#### Stated exercise
The listing below should be printed exactly, every line of it. Skip the pictures.

*****

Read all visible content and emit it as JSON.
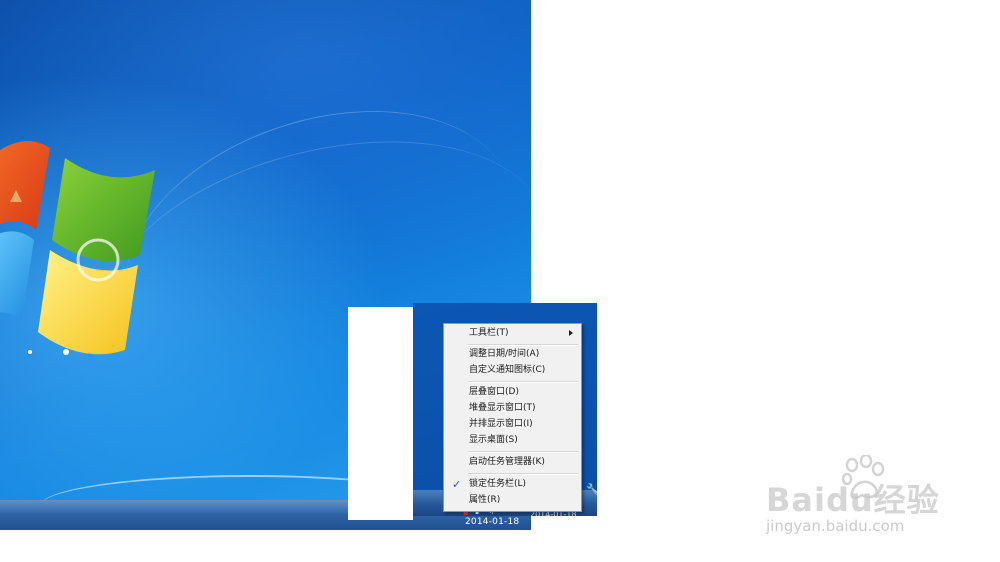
{
  "desktop": {
    "taskbar_date": "2014-01-18"
  },
  "overlay": {
    "tray_date": "2014-01-18"
  },
  "context_menu": {
    "items": [
      {
        "label": "工具栏(T)",
        "has_submenu": true
      },
      {
        "label": "调整日期/时间(A)"
      },
      {
        "label": "自定义通知图标(C)"
      },
      {
        "label": "层叠窗口(D)"
      },
      {
        "label": "堆叠显示窗口(T)"
      },
      {
        "label": "并排显示窗口(I)"
      },
      {
        "label": "显示桌面(S)"
      },
      {
        "label": "启动任务管理器(K)"
      },
      {
        "label": "锁定任务栏(L)",
        "checked": true
      },
      {
        "label": "属性(R)"
      }
    ]
  },
  "watermark": {
    "brand": "Baidu经验",
    "url": "jingyan.baidu.com"
  },
  "colors": {
    "desktop_blue": "#0b63c7",
    "menu_background": "#f1f1f1",
    "check_blue": "#1e56b3"
  }
}
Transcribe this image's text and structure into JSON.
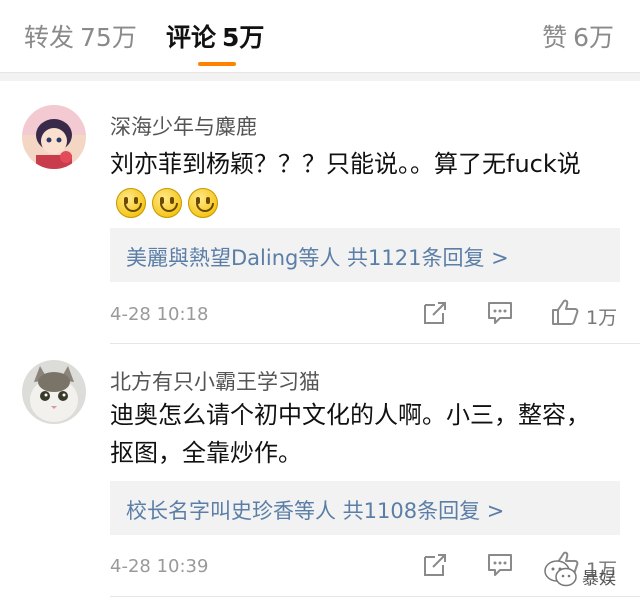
{
  "tabs": {
    "forward": {
      "label": "转发",
      "count": "75万"
    },
    "comments": {
      "label": "评论",
      "count": "5万"
    },
    "likes": {
      "label": "赞",
      "count": "6万"
    }
  },
  "colors": {
    "accent": "#ff8200",
    "link": "#5b7ea7"
  },
  "comments": [
    {
      "username": "深海少年与麋鹿",
      "text": "刘亦菲到杨颖？？？只能说。。算了无fuck说",
      "emoji": [
        "smile",
        "smile",
        "smile"
      ],
      "replies": "美麗與熱望Daling等人 共1121条回复 >",
      "time": "4-28 10:18",
      "likes": "1万"
    },
    {
      "username": "北方有只小霸王学习猫",
      "text": "迪奥怎么请个初中文化的人啊。小三，整容，抠图，全靠炒作。",
      "replies": "校长名字叫史珍香等人 共1108条回复 >",
      "time": "4-28 10:39",
      "likes": "1万"
    }
  ],
  "watermark": "暴娱"
}
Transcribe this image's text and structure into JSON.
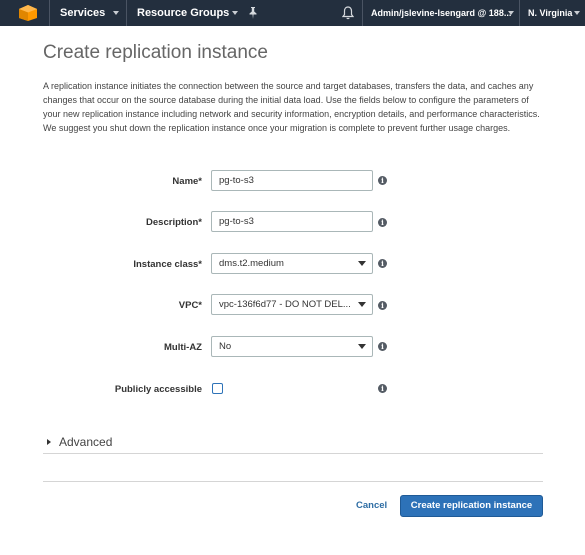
{
  "nav": {
    "services_label": "Services",
    "resource_groups_label": "Resource Groups",
    "account_label": "Admin/jslevine-Isengard @ 188...",
    "region_label": "N. Virginia"
  },
  "page": {
    "title": "Create replication instance",
    "intro": "A replication instance initiates the connection between the source and target databases, transfers the data, and caches any changes that occur on the source database during the initial data load. Use the fields below to configure the parameters of your new replication instance including network and security information, encryption details, and performance characteristics. We suggest you shut down the replication instance once your migration is complete to prevent further usage charges."
  },
  "form": {
    "name": {
      "label": "Name*",
      "value": "pg-to-s3"
    },
    "description": {
      "label": "Description*",
      "value": "pg-to-s3"
    },
    "instance_class": {
      "label": "Instance class*",
      "value": "dms.t2.medium"
    },
    "vpc": {
      "label": "VPC*",
      "value": "vpc-136f6d77 - DO NOT DEL..."
    },
    "multi_az": {
      "label": "Multi-AZ",
      "value": "No"
    },
    "publicly_accessible": {
      "label": "Publicly accessible",
      "checked": false
    }
  },
  "advanced": {
    "label": "Advanced"
  },
  "actions": {
    "cancel_label": "Cancel",
    "create_label": "Create replication instance"
  },
  "icons": {
    "logo": "aws-cube-logo",
    "pin": "pin-icon",
    "bell": "bell-icon",
    "info": "info-icon",
    "info_glyph": "i"
  },
  "colors": {
    "nav_bg": "#232f3e",
    "accent_orange": "#f90",
    "primary_button": "#2d72b8",
    "link": "#2e6da4"
  }
}
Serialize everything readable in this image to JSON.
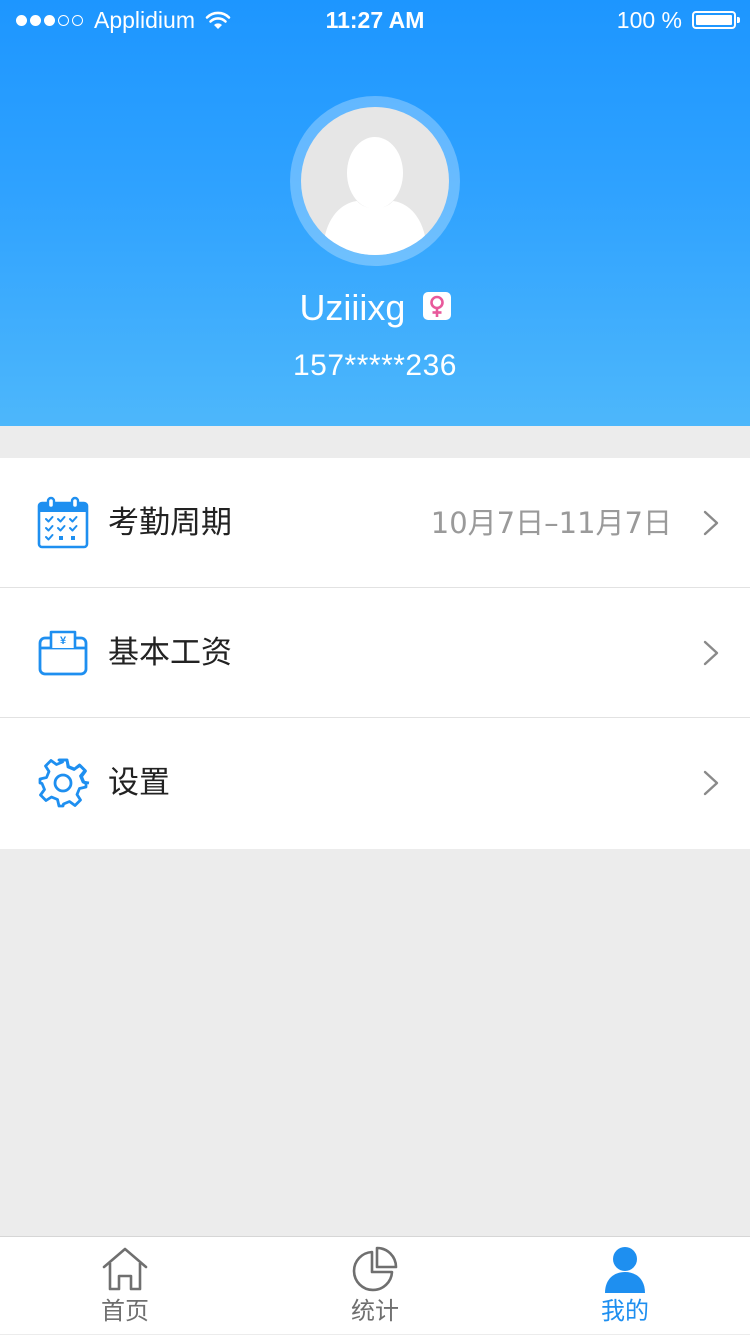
{
  "status_bar": {
    "carrier": "Applidium",
    "time": "11:27 AM",
    "battery": "100 %"
  },
  "profile": {
    "username": "Uziiixg",
    "gender": "female",
    "phone": "157*****236"
  },
  "menu": {
    "items": [
      {
        "label": "考勤周期",
        "value": "10月7日–11月7日",
        "icon": "calendar-icon"
      },
      {
        "label": "基本工资",
        "value": "",
        "icon": "wallet-icon"
      },
      {
        "label": "设置",
        "value": "",
        "icon": "gear-icon"
      }
    ]
  },
  "tabbar": {
    "tabs": [
      {
        "label": "首页",
        "icon": "home-icon",
        "active": false
      },
      {
        "label": "统计",
        "icon": "pie-chart-icon",
        "active": false
      },
      {
        "label": "我的",
        "icon": "person-icon",
        "active": true
      }
    ]
  },
  "colors": {
    "accent": "#1e8ff0",
    "header_top": "#1d96ff",
    "header_bottom": "#4db7fb",
    "female_badge": "#e8599b",
    "background": "#ececec"
  }
}
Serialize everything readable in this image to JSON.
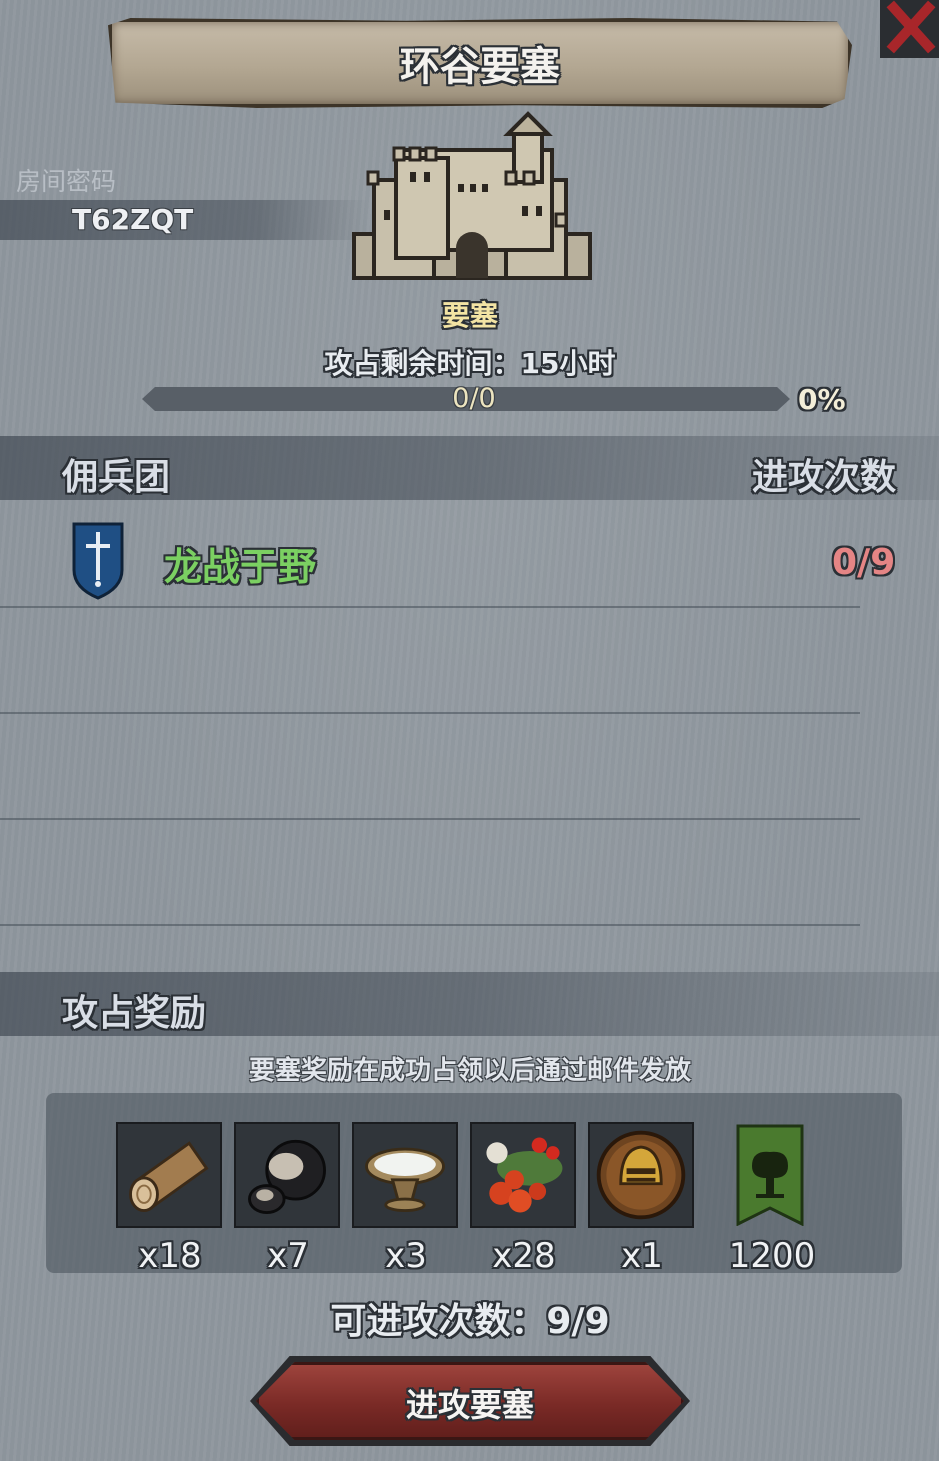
{
  "header": {
    "title": "环谷要塞"
  },
  "room": {
    "label": "房间密码",
    "code": "T62ZQT"
  },
  "fortress": {
    "type_label": "要塞",
    "timer_text": "攻占剩余时间：15小时",
    "progress_text": "0/0",
    "progress_percent_text": "0%",
    "progress_fraction": 0
  },
  "mercenaries": {
    "header_left": "佣兵团",
    "header_right": "进攻次数",
    "rows": [
      {
        "name": "龙战于野",
        "count": "0/9",
        "icon": "sword-shield-icon"
      }
    ]
  },
  "rewards": {
    "header": "攻占奖励",
    "note": "要塞奖励在成功占领以后通过邮件发放",
    "items": [
      {
        "icon": "wood-log-icon",
        "count": "x18"
      },
      {
        "icon": "truffle-icon",
        "count": "x7"
      },
      {
        "icon": "milk-bowl-icon",
        "count": "x3"
      },
      {
        "icon": "berries-icon",
        "count": "x28"
      },
      {
        "icon": "knight-helmet-coin-icon",
        "count": "x1"
      },
      {
        "icon": "guild-banner-icon",
        "count": "1200"
      }
    ]
  },
  "footer": {
    "attempts_text": "可进攻次数：9/9",
    "attack_button": "进攻要塞"
  },
  "colors": {
    "background": "#8f979e",
    "merc_name": "#7bd062",
    "merc_count": "#e58585",
    "fortress_label": "#f3e4a4",
    "button": "#7a2a26"
  }
}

*****

#### Answer below
Read all visible content and emit it as JSON.
{
  "desktop": {
    "taskbar_date": "2014-01-18"
  },
  "overlay": {
    "tray_date": "2014-01-18"
  },
  "context_menu": {
    "items": [
      {
        "label": "工具栏(T)",
        "has_submenu": true
      },
      {
        "label": "调整日期/时间(A)"
      },
      {
        "label": "自定义通知图标(C)"
      },
      {
        "label": "层叠窗口(D)"
      },
      {
        "label": "堆叠显示窗口(T)"
      },
      {
        "label": "并排显示窗口(I)"
      },
      {
        "label": "显示桌面(S)"
      },
      {
        "label": "启动任务管理器(K)"
      },
      {
        "label": "锁定任务栏(L)",
        "checked": true
      },
      {
        "label": "属性(R)"
      }
    ]
  },
  "watermark": {
    "brand": "Baidu经验",
    "url": "jingyan.baidu.com"
  },
  "colors": {
    "desktop_blue": "#0b63c7",
    "menu_background": "#f1f1f1",
    "check_blue": "#1e56b3"
  }
}
Transcribe this image's text and structure into JSON.
{
  "tabs": {
    "forward": {
      "label": "转发",
      "count": "75万"
    },
    "comments": {
      "label": "评论",
      "count": "5万"
    },
    "likes": {
      "label": "赞",
      "count": "6万"
    }
  },
  "colors": {
    "accent": "#ff8200",
    "link": "#5b7ea7"
  },
  "comments": [
    {
      "username": "深海少年与麋鹿",
      "text": "刘亦菲到杨颖？？？只能说。。算了无fuck说",
      "emoji": [
        "smile",
        "smile",
        "smile"
      ],
      "replies": "美麗與熱望Daling等人 共1121条回复 >",
      "time": "4-28 10:18",
      "likes": "1万"
    },
    {
      "username": "北方有只小霸王学习猫",
      "text": "迪奥怎么请个初中文化的人啊。小三，整容，抠图，全靠炒作。",
      "replies": "校长名字叫史珍香等人 共1108条回复 >",
      "time": "4-28 10:39",
      "likes": "1万"
    }
  ],
  "watermark": "暴娱"
}
Transcribe this image's text and structure into JSON.
{
  "nav": {
    "services_label": "Services",
    "resource_groups_label": "Resource Groups",
    "account_label": "Admin/jslevine-Isengard @ 188...",
    "region_label": "N. Virginia"
  },
  "page": {
    "title": "Create replication instance",
    "intro": "A replication instance initiates the connection between the source and target databases, transfers the data, and caches any changes that occur on the source database during the initial data load. Use the fields below to configure the parameters of your new replication instance including network and security information, encryption details, and performance characteristics. We suggest you shut down the replication instance once your migration is complete to prevent further usage charges."
  },
  "form": {
    "name": {
      "label": "Name*",
      "value": "pg-to-s3"
    },
    "description": {
      "label": "Description*",
      "value": "pg-to-s3"
    },
    "instance_class": {
      "label": "Instance class*",
      "value": "dms.t2.medium"
    },
    "vpc": {
      "label": "VPC*",
      "value": "vpc-136f6d77 - DO NOT DEL..."
    },
    "multi_az": {
      "label": "Multi-AZ",
      "value": "No"
    },
    "publicly_accessible": {
      "label": "Publicly accessible",
      "checked": false
    }
  },
  "advanced": {
    "label": "Advanced"
  },
  "actions": {
    "cancel_label": "Cancel",
    "create_label": "Create replication instance"
  },
  "icons": {
    "logo": "aws-cube-logo",
    "pin": "pin-icon",
    "bell": "bell-icon",
    "info": "info-icon",
    "info_glyph": "i"
  },
  "colors": {
    "nav_bg": "#232f3e",
    "accent_orange": "#f90",
    "primary_button": "#2d72b8",
    "link": "#2e6da4"
  }
}
Serialize everything readable in this image to JSON.
{
  "status_bar": {
    "carrier": "Applidium",
    "time": "11:27 AM",
    "battery": "100 %"
  },
  "profile": {
    "username": "Uziiixg",
    "gender": "female",
    "phone": "157*****236"
  },
  "menu": {
    "items": [
      {
        "label": "考勤周期",
        "value": "10月7日–11月7日",
        "icon": "calendar-icon"
      },
      {
        "label": "基本工资",
        "value": "",
        "icon": "wallet-icon"
      },
      {
        "label": "设置",
        "value": "",
        "icon": "gear-icon"
      }
    ]
  },
  "tabbar": {
    "tabs": [
      {
        "label": "首页",
        "icon": "home-icon",
        "active": false
      },
      {
        "label": "统计",
        "icon": "pie-chart-icon",
        "active": false
      },
      {
        "label": "我的",
        "icon": "person-icon",
        "active": true
      }
    ]
  },
  "colors": {
    "accent": "#1e8ff0",
    "header_top": "#1d96ff",
    "header_bottom": "#4db7fb",
    "female_badge": "#e8599b",
    "background": "#ececec"
  }
}
Serialize everything readable in this image to JSON.
{
  "header": {
    "title": "环谷要塞"
  },
  "room": {
    "label": "房间密码",
    "code": "T62ZQT"
  },
  "fortress": {
    "type_label": "要塞",
    "timer_text": "攻占剩余时间：15小时",
    "progress_text": "0/0",
    "progress_percent_text": "0%",
    "progress_fraction": 0
  },
  "mercenaries": {
    "header_left": "佣兵团",
    "header_right": "进攻次数",
    "rows": [
      {
        "name": "龙战于野",
        "count": "0/9",
        "icon": "sword-shield-icon"
      }
    ]
  },
  "rewards": {
    "header": "攻占奖励",
    "note": "要塞奖励在成功占领以后通过邮件发放",
    "items": [
      {
        "icon": "wood-log-icon",
        "count": "x18"
      },
      {
        "icon": "truffle-icon",
        "count": "x7"
      },
      {
        "icon": "milk-bowl-icon",
        "count": "x3"
      },
      {
        "icon": "berries-icon",
        "count": "x28"
      },
      {
        "icon": "knight-helmet-coin-icon",
        "count": "x1"
      },
      {
        "icon": "guild-banner-icon",
        "count": "1200"
      }
    ]
  },
  "footer": {
    "attempts_text": "可进攻次数：9/9",
    "attack_button": "进攻要塞"
  },
  "colors": {
    "background": "#8f979e",
    "merc_name": "#7bd062",
    "merc_count": "#e58585",
    "fortress_label": "#f3e4a4",
    "button": "#7a2a26"
  }
}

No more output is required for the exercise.